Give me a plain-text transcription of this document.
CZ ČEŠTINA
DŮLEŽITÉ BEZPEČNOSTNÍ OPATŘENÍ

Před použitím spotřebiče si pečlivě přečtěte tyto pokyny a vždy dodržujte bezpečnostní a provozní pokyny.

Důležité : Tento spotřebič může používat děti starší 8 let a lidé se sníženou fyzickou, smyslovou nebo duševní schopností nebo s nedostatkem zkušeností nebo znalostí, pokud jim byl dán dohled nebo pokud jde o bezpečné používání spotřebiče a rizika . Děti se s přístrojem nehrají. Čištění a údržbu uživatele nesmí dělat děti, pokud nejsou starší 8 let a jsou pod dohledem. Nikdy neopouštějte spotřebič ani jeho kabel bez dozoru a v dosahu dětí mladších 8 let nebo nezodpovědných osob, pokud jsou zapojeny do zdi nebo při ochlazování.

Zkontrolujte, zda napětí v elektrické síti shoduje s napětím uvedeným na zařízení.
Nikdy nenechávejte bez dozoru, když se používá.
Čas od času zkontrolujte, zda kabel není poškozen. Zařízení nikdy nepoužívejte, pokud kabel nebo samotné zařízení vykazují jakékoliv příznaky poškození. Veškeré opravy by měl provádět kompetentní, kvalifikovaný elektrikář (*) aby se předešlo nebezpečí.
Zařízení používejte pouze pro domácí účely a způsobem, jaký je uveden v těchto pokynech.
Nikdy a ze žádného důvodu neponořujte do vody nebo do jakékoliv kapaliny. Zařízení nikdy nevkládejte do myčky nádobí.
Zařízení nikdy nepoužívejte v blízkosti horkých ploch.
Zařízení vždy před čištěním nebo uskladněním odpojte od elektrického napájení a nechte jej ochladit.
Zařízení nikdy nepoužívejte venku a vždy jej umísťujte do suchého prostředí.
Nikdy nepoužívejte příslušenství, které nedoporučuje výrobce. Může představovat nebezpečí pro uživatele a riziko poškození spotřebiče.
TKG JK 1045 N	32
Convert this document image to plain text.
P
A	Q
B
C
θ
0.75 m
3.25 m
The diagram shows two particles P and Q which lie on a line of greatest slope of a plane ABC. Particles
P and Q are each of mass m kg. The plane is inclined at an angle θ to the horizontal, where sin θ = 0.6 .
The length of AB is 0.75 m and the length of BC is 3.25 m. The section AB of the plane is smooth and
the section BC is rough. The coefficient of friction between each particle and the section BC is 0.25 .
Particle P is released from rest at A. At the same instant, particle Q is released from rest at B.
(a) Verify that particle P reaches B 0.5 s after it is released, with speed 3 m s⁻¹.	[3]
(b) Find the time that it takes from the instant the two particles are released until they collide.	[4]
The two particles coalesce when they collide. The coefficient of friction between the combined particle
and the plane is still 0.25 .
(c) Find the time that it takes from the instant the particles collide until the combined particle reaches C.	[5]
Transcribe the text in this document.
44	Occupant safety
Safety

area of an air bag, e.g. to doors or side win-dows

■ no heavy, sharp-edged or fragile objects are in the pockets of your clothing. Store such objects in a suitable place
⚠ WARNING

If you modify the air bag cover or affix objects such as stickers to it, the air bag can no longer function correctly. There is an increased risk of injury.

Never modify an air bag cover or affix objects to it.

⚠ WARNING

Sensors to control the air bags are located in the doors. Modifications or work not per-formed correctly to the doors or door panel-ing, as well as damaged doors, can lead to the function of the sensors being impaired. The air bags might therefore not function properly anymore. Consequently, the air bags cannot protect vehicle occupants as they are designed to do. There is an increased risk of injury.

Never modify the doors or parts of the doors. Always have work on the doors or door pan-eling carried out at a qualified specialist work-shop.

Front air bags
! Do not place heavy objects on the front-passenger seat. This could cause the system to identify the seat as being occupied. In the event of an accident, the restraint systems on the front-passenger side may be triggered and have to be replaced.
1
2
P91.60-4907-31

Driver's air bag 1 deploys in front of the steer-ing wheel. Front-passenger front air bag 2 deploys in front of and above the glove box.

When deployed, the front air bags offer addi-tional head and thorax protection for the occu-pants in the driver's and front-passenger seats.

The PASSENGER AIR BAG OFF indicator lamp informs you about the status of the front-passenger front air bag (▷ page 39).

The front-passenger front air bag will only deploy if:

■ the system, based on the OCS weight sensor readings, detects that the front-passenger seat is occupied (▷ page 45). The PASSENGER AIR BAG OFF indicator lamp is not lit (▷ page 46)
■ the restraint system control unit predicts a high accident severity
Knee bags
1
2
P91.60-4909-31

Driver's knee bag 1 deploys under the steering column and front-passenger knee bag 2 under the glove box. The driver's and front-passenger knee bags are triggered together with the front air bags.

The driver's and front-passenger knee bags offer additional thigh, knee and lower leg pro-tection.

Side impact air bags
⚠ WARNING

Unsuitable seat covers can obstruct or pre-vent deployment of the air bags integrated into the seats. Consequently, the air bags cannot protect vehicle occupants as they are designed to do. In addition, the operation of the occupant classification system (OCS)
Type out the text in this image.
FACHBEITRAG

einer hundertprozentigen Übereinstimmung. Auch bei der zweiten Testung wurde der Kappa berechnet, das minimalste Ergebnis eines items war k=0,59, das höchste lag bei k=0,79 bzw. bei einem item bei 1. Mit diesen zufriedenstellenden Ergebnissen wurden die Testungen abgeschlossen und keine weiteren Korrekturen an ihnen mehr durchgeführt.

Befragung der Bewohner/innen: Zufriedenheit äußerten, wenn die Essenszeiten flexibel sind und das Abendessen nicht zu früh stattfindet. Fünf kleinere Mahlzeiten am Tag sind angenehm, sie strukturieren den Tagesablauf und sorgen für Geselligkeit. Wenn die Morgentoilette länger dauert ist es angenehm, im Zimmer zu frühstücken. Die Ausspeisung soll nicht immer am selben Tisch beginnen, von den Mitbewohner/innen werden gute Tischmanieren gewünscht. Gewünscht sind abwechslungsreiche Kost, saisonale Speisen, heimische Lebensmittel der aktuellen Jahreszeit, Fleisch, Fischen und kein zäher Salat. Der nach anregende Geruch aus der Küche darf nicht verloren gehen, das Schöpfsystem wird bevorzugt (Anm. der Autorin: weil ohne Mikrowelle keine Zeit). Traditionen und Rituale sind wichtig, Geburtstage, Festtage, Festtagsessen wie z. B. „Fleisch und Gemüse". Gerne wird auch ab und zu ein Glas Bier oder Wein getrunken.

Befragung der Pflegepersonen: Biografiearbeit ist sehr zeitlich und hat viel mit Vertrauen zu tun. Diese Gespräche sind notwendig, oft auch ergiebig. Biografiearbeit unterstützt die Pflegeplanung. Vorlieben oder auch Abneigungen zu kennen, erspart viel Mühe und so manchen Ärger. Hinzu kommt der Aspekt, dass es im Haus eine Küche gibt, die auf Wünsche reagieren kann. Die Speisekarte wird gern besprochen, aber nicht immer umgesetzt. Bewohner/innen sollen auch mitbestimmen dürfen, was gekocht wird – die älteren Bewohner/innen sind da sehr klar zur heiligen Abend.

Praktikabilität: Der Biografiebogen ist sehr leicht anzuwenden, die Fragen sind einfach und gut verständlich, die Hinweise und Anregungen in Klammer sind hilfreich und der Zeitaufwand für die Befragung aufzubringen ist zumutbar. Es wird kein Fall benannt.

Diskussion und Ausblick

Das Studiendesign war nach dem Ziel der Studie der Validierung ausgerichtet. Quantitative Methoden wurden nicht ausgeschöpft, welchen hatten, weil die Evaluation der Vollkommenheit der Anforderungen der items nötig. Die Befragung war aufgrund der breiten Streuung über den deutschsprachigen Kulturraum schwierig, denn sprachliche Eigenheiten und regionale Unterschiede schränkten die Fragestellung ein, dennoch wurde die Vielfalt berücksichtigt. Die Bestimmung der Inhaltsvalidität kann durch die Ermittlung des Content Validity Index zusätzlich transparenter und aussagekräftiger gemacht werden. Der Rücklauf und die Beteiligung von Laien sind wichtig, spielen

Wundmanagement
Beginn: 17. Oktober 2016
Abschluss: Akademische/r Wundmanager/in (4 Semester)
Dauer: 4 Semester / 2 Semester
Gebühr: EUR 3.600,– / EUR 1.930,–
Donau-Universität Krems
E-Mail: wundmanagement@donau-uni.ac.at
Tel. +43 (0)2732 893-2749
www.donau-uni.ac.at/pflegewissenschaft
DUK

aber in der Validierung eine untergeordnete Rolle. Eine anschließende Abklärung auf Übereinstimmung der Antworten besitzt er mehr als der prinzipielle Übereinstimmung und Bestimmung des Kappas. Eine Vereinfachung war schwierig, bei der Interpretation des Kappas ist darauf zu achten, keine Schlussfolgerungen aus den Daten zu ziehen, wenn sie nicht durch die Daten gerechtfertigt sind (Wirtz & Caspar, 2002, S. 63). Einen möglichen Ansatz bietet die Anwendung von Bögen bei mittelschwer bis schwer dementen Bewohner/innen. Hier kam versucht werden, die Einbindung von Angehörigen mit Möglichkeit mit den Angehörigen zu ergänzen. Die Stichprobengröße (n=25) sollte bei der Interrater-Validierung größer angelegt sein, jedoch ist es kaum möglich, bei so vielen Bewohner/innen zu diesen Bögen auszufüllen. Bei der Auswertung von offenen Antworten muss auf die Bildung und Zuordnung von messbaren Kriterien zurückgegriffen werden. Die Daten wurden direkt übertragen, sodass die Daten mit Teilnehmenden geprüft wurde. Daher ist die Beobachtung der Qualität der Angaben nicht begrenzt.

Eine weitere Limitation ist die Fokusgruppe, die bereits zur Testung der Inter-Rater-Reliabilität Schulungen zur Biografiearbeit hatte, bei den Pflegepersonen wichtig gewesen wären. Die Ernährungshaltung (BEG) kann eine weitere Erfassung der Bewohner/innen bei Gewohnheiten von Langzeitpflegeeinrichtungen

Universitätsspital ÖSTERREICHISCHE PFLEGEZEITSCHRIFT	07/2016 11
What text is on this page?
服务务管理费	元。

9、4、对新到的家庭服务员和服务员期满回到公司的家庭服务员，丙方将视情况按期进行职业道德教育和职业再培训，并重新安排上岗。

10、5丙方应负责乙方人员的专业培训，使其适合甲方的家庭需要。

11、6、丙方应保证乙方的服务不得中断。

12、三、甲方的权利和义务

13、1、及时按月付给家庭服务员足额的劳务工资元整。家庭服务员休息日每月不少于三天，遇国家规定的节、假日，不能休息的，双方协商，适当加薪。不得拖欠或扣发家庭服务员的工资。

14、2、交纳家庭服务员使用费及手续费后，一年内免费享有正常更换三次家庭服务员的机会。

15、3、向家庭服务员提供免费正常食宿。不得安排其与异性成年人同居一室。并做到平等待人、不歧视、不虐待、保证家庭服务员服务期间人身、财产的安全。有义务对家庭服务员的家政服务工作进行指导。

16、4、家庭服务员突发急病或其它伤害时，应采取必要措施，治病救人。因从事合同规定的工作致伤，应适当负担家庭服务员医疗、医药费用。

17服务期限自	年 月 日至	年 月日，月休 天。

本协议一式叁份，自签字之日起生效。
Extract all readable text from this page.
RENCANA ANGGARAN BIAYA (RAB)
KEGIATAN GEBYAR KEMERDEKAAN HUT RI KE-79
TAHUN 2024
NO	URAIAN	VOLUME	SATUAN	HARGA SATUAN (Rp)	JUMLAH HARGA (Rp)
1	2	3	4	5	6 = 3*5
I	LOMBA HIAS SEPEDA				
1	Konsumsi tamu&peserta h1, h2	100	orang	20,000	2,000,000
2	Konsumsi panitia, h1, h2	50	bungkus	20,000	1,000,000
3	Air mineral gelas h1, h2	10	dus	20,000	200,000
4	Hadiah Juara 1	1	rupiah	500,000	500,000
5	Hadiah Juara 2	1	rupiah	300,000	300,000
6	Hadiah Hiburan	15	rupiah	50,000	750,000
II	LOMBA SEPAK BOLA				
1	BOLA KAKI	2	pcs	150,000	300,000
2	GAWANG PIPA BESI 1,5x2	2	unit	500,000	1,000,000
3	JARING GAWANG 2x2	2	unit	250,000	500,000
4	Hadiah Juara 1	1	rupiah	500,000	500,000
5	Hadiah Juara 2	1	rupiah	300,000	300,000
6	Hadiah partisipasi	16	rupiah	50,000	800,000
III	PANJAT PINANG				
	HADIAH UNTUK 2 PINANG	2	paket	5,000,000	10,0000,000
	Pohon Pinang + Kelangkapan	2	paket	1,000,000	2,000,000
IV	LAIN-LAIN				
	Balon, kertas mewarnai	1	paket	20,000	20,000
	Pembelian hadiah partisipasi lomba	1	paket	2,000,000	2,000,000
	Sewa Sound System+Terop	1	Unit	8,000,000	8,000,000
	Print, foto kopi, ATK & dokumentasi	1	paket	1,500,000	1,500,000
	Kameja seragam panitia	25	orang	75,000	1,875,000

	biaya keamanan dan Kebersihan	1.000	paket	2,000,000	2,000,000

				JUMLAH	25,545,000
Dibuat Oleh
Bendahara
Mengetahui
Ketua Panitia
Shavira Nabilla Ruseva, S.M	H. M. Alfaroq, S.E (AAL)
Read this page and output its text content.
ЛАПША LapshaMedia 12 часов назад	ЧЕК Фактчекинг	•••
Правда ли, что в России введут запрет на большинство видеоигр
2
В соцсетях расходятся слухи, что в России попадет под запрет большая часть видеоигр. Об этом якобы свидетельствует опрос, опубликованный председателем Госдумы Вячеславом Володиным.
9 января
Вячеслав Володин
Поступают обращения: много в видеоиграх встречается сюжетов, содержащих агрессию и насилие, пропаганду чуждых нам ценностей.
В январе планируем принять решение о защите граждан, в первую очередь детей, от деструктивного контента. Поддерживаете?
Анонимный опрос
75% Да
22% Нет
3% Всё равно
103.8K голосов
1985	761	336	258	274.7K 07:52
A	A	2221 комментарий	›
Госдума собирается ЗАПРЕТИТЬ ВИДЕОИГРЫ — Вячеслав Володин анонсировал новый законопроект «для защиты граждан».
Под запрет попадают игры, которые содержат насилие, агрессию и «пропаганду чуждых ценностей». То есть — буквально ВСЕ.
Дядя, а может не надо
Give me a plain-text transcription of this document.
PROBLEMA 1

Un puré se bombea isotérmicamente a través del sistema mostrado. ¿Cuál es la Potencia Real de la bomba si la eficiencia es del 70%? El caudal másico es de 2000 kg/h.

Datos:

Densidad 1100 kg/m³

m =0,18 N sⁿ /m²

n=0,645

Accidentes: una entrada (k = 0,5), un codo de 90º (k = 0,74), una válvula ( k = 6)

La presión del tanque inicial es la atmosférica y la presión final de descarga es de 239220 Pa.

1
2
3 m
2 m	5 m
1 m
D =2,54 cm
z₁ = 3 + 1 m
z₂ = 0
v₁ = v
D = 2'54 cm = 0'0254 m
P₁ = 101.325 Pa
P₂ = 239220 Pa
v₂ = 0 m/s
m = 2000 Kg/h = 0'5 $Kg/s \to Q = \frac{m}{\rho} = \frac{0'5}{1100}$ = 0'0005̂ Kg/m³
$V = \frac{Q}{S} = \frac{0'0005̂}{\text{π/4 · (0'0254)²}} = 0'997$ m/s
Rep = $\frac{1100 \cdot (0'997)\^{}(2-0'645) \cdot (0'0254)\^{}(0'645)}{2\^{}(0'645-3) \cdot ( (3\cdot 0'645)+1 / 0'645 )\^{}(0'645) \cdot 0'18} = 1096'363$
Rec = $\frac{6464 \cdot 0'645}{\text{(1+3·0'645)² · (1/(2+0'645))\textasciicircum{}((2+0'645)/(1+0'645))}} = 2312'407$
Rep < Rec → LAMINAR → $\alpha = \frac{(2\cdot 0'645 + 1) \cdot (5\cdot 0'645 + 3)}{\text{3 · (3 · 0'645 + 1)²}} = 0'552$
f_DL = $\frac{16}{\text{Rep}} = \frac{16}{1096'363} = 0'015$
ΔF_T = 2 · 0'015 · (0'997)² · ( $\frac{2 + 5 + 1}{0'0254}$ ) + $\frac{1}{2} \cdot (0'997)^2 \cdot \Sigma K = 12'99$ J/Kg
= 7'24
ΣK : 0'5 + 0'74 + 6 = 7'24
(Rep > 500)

◆ WRITTEN REQUEST ◆
Please list every line of the records that contains "they".

◆ CORRECT RESULT ◆
(b) Find the time that it takes from the instant the two particles are released until they collide.	[4]
The two particles coalesce when they collide. The coefficient of friction between the combined particle
Sensors to control the air bags are located in the doors. Modifications or work not per-formed correctly to the doors or door panel-ing, as well as damaged doors, can lead to the function of the sensors being impaired. The air bags might therefore not function properly anymore. Consequently, the air bags cannot protect vehicle occupants as they are designed to do. There is an increased risk of injury.
Unsuitable seat covers can obstruct or pre-vent deployment of the air bags integrated into the seats. Consequently, the air bags cannot protect vehicle occupants as they are designed to do. In addition, the operation of the occupant classification system (OCS)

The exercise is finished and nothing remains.